The problem:
Take the entries below and print all of them exactly, please.

- - -

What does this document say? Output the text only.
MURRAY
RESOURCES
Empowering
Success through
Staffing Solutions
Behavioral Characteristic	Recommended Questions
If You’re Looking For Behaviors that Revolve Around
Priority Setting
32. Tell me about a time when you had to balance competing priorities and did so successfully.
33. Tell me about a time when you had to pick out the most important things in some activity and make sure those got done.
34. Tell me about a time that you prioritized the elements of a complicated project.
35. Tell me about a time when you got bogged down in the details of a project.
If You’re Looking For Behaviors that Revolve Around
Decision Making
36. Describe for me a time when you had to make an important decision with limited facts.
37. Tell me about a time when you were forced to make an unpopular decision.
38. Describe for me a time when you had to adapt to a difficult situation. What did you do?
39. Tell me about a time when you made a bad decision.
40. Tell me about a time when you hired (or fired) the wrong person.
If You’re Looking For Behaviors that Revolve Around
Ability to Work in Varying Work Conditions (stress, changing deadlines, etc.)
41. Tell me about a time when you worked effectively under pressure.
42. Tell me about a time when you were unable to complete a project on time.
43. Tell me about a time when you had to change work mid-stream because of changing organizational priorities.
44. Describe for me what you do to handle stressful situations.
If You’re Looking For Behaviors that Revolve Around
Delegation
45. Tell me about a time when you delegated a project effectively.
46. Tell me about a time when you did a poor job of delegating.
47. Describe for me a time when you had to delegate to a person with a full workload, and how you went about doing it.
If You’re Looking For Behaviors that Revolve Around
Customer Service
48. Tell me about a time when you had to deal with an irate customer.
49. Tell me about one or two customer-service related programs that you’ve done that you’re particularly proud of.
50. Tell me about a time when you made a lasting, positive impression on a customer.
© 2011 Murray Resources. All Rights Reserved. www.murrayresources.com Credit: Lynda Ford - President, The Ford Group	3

- - -

Full answer:
What does this document say? Output the text only.
MURRAY
RESOURCES
Empowering
Success through
Staffing Solutions
Behavioral Characteristic	Recommended Questions
If You’re Looking For Behaviors that Revolve Around
Priority Setting
32. Tell me about a time when you had to balance competing priorities and did so successfully.
33. Tell me about a time when you had to pick out the most important things in some activity and make sure those got done.
34. Tell me about a time that you prioritized the elements of a complicated project.
35. Tell me about a time when you got bogged down in the details of a project.
If You’re Looking For Behaviors that Revolve Around
Decision Making
36. Describe for me a time when you had to make an important decision with limited facts.
37. Tell me about a time when you were forced to make an unpopular decision.
38. Describe for me a time when you had to adapt to a difficult situation. What did you do?
39. Tell me about a time when you made a bad decision.
40. Tell me about a time when you hired (or fired) the wrong person.
If You’re Looking For Behaviors that Revolve Around
Ability to Work in Varying Work Conditions (stress, changing deadlines, etc.)
41. Tell me about a time when you worked effectively under pressure.
42. Tell me about a time when you were unable to complete a project on time.
43. Tell me about a time when you had to change work mid-stream because of changing organizational priorities.
44. Describe for me what you do to handle stressful situations.
If You’re Looking For Behaviors that Revolve Around
Delegation
45. Tell me about a time when you delegated a project effectively.
46. Tell me about a time when you did a poor job of delegating.
47. Describe for me a time when you had to delegate to a person with a full workload, and how you went about doing it.
If You’re Looking For Behaviors that Revolve Around
Customer Service
48. Tell me about a time when you had to deal with an irate customer.
49. Tell me about one or two customer-service related programs that you’ve done that you’re particularly proud of.
50. Tell me about a time when you made a lasting, positive impression on a customer.
© 2011 Murray Resources. All Rights Reserved. www.murrayresources.com Credit: Lynda Ford - President, The Ford Group	3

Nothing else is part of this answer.